╭─ Raw data
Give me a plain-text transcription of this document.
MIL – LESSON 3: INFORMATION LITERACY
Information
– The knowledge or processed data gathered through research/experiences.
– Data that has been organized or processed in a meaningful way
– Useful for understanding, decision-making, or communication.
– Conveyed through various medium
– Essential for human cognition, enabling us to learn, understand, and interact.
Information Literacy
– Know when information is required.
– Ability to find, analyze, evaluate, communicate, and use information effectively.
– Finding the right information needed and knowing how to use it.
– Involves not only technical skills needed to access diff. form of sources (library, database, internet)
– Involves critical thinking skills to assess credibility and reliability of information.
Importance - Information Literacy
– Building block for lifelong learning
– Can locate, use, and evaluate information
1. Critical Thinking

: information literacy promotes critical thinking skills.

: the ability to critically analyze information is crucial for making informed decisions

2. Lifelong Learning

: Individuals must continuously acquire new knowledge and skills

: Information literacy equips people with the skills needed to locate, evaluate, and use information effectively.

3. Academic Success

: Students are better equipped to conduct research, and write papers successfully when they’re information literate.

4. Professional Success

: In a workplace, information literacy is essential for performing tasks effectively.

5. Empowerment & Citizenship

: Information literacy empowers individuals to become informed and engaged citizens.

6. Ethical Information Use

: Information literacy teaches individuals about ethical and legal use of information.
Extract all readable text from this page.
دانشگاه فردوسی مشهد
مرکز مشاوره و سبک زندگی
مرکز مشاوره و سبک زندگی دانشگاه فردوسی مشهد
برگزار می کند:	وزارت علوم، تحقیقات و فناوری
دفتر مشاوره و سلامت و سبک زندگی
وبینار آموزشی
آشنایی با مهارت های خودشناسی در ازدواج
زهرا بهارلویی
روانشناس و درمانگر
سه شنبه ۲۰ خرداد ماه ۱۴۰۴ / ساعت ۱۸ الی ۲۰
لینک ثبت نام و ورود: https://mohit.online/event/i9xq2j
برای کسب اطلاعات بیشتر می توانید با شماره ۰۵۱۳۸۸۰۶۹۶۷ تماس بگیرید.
╰─
#### [Your task]
Extract from the material all lines containing the string "Involves".

#### [Correct response]
– Involves not only technical skills needed to access diff. form of sources (library, database, internet)
– Involves critical thinking skills to assess credibility and reliability of information.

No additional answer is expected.